Collected data entries |
====
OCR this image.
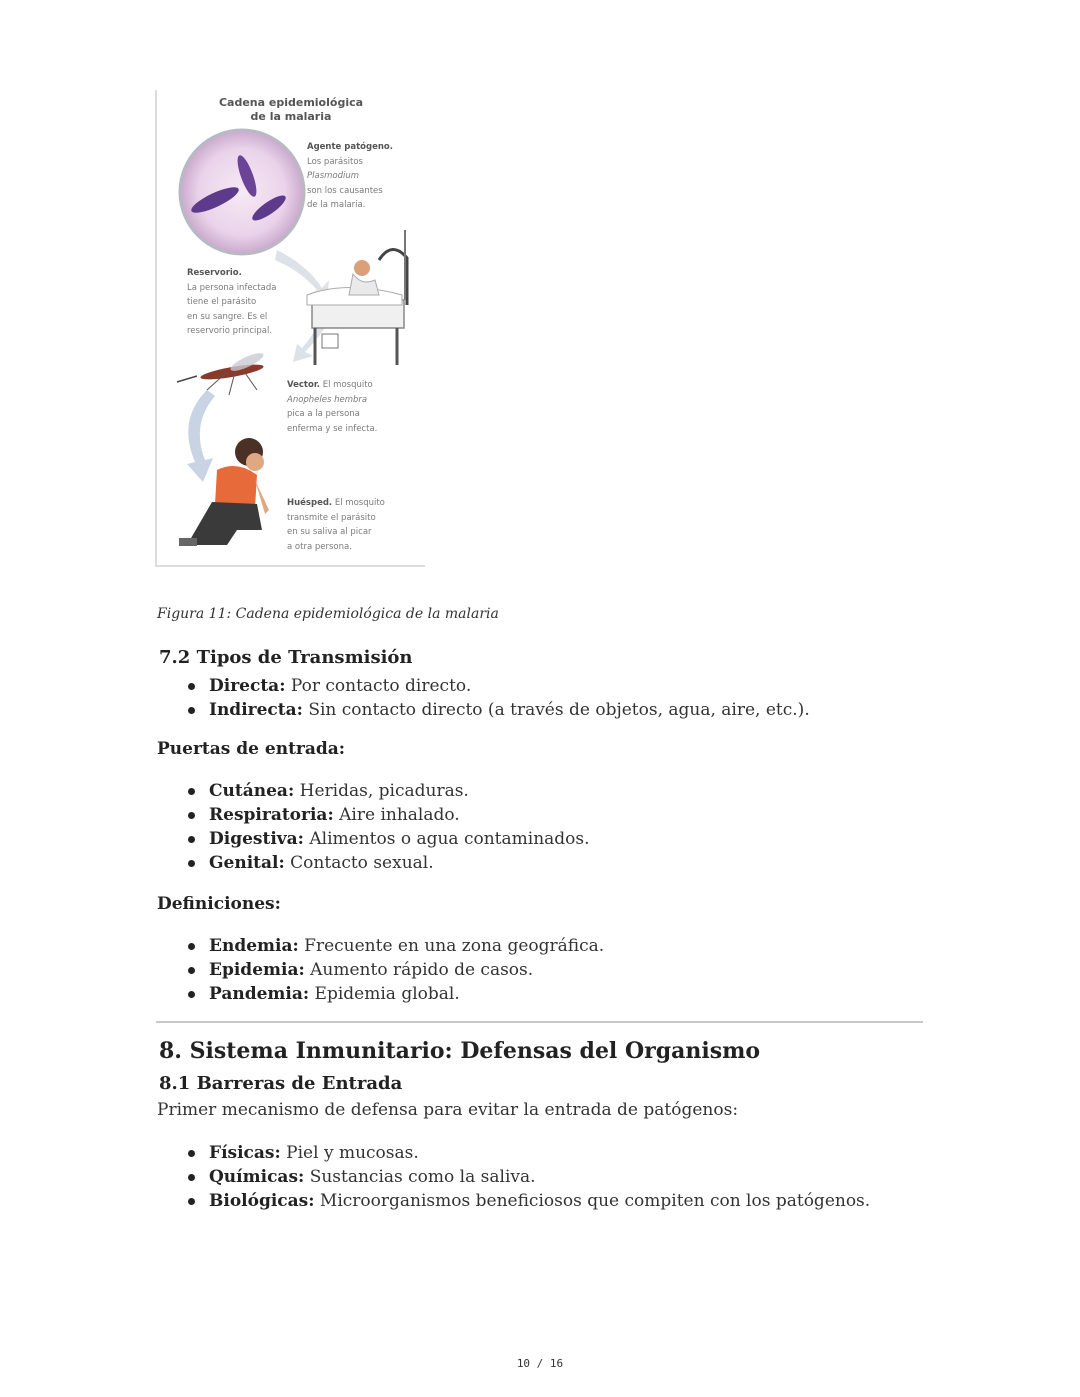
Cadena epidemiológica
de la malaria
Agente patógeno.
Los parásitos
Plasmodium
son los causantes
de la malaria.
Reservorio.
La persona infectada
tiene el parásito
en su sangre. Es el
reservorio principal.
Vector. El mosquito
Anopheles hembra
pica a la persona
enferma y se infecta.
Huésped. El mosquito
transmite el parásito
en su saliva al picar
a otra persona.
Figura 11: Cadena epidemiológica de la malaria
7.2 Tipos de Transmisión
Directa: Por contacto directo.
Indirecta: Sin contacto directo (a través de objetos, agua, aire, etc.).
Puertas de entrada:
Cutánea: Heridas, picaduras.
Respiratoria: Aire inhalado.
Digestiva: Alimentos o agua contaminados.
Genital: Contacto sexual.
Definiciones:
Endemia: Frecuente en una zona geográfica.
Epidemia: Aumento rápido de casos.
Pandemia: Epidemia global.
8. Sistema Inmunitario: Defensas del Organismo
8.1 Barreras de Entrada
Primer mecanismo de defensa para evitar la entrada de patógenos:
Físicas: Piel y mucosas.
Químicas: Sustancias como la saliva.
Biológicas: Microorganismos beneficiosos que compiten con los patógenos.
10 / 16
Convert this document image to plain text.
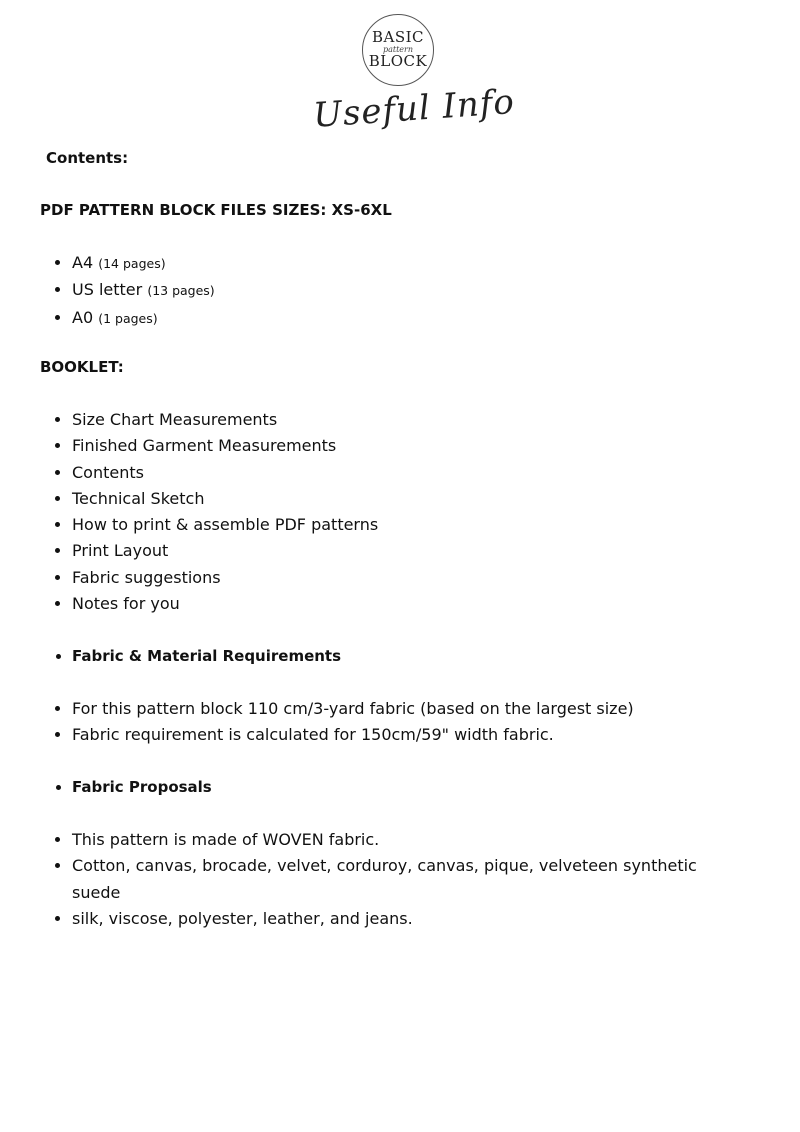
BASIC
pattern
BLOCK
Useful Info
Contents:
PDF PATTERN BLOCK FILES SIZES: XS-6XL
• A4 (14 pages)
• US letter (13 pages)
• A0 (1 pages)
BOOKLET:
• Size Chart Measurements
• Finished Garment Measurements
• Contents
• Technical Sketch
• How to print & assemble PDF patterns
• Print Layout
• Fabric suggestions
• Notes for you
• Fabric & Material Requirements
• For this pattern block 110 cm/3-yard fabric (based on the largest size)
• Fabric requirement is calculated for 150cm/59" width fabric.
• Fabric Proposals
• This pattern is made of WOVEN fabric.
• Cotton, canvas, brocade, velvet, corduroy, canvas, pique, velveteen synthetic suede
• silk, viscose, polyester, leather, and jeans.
====
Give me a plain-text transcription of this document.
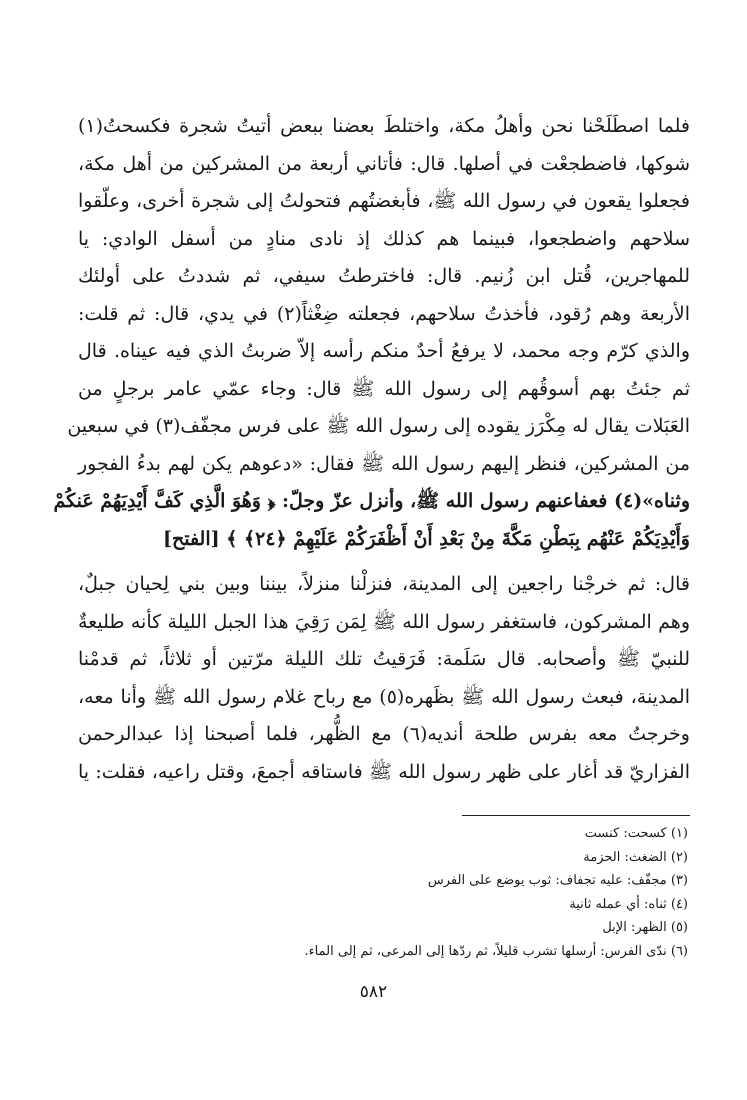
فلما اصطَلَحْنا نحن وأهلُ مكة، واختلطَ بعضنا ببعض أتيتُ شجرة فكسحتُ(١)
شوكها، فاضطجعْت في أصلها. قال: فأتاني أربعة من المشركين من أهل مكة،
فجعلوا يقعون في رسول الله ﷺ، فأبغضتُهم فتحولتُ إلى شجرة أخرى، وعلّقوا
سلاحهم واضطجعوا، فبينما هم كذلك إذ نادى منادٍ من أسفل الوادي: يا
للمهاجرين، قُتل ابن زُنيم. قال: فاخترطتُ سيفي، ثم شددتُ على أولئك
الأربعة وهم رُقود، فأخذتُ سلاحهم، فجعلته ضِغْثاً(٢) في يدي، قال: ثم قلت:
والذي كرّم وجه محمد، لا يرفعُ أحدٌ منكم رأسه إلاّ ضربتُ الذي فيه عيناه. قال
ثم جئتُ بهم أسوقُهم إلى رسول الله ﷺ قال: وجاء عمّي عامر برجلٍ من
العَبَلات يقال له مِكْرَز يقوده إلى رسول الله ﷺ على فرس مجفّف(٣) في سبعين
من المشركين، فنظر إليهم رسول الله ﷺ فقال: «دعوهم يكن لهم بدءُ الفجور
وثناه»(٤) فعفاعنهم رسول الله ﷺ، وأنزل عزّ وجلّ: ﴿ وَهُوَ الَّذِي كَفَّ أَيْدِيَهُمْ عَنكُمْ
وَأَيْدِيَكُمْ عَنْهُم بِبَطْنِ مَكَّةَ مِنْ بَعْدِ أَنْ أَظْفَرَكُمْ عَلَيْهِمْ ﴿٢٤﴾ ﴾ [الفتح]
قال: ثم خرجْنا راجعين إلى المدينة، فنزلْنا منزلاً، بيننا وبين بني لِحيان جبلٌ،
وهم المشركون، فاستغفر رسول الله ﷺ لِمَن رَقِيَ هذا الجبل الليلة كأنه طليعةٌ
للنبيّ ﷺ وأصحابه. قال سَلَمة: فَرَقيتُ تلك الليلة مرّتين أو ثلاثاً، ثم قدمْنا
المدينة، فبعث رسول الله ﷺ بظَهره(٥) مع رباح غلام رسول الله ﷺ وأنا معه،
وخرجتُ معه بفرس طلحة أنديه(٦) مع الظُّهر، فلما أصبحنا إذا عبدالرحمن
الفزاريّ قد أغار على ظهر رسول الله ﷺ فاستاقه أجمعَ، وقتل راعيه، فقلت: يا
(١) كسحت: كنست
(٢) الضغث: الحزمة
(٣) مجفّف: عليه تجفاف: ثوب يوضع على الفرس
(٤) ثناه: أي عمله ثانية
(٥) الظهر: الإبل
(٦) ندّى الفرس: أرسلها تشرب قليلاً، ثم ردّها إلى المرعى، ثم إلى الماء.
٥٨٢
====
Job | Look through the entries above and list every line containing "patógenos".

Final answer |
Primer mecanismo de defensa para evitar la entrada de patógenos:
Biológicas: Microorganismos beneficiosos que compiten con los patógenos.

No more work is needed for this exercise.